Dataset entries on figures
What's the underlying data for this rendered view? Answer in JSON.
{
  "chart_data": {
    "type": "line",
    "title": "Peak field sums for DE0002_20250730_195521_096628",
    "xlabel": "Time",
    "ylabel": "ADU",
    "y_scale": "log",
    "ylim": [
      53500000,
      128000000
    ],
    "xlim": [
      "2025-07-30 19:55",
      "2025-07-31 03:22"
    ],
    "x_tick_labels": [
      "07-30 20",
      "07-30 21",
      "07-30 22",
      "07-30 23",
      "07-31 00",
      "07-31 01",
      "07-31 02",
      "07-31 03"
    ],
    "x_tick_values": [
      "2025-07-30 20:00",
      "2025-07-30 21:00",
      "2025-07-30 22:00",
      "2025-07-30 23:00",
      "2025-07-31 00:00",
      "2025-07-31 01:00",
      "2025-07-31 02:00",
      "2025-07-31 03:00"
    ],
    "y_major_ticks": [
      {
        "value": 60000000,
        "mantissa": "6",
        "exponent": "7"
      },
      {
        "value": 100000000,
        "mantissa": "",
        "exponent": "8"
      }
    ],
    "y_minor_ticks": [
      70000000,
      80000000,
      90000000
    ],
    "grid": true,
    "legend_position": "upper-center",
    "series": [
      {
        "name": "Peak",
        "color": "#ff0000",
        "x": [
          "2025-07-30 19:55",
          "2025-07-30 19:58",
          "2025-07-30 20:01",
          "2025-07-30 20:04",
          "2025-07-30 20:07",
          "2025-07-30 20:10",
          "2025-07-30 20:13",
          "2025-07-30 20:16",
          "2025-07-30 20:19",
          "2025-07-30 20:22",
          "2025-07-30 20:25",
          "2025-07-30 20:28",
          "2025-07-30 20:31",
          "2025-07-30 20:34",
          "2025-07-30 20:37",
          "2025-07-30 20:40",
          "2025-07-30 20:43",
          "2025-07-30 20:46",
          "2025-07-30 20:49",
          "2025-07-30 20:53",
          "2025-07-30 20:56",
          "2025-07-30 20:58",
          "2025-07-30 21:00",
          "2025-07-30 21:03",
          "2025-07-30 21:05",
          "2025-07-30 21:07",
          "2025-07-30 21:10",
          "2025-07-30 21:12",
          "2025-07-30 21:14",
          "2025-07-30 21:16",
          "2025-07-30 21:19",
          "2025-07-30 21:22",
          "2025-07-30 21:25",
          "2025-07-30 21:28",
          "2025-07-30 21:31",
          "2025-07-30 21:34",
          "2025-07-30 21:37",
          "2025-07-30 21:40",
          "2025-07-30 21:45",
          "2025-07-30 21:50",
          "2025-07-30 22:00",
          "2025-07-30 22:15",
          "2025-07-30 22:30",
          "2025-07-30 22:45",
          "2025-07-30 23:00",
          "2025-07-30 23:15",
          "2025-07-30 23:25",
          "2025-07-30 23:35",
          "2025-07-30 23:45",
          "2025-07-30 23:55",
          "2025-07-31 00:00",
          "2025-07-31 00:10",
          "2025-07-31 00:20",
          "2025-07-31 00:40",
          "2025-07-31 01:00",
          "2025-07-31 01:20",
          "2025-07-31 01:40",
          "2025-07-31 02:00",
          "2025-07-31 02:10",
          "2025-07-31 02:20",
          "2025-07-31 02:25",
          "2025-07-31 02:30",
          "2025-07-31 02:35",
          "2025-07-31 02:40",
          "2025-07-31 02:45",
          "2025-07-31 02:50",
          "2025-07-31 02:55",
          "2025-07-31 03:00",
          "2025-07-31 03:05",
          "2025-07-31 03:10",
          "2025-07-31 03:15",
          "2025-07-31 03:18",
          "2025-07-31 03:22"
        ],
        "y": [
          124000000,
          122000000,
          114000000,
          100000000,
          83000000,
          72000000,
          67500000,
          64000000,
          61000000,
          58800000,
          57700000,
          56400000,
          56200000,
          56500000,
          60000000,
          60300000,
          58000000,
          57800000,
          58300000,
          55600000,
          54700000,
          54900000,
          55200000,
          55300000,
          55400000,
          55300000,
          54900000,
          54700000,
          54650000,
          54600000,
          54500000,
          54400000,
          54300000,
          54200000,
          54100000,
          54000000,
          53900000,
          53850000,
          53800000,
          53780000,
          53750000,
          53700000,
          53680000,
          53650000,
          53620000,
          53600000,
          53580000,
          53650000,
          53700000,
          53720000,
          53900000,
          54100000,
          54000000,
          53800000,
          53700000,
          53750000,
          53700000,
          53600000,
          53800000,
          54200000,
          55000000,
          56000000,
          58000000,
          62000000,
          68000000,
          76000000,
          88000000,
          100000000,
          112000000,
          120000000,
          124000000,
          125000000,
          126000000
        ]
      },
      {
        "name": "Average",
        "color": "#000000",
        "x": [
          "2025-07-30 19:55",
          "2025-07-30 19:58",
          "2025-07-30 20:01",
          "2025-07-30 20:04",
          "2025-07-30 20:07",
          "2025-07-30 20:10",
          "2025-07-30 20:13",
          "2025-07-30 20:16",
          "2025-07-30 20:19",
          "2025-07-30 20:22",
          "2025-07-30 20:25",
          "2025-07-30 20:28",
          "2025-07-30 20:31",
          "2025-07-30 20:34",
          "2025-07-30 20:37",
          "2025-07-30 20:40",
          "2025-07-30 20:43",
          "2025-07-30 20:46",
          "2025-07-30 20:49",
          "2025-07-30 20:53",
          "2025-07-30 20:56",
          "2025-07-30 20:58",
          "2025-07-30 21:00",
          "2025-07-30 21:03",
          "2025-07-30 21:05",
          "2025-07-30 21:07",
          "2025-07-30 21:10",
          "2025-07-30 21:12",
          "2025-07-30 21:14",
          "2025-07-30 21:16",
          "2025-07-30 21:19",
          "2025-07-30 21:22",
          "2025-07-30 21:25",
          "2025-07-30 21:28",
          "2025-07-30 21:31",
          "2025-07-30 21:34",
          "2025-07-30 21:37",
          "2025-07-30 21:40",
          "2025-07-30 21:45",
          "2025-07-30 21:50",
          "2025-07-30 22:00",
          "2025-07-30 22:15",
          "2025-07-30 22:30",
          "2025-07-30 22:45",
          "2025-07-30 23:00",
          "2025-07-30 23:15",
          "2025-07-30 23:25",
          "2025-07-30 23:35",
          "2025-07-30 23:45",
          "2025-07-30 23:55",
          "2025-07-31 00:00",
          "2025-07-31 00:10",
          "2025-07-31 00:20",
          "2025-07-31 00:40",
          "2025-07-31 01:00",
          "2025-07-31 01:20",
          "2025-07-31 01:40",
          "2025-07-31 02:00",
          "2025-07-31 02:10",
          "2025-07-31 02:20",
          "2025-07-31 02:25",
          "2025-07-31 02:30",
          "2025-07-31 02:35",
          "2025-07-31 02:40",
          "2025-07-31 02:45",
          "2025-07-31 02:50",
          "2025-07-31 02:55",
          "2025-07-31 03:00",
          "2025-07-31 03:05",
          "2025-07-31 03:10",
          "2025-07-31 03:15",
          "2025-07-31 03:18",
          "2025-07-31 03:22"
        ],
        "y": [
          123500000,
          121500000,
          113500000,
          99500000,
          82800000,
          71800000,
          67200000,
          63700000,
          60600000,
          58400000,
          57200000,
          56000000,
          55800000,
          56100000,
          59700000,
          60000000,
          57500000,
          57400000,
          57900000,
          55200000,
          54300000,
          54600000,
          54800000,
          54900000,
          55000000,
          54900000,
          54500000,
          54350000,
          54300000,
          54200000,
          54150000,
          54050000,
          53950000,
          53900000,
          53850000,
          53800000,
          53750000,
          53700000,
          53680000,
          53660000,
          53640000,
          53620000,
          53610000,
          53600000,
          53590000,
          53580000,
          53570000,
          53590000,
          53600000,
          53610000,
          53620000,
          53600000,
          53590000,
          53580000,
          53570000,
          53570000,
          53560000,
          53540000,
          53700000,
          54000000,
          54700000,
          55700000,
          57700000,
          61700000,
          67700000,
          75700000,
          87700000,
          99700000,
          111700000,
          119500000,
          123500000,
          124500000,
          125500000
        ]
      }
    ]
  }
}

OBJECTIVE ::
From the records above, how many lines include the word "Peak"? Only the number is wanted.

SOLUTION FOR THIS EXERCISE ::
2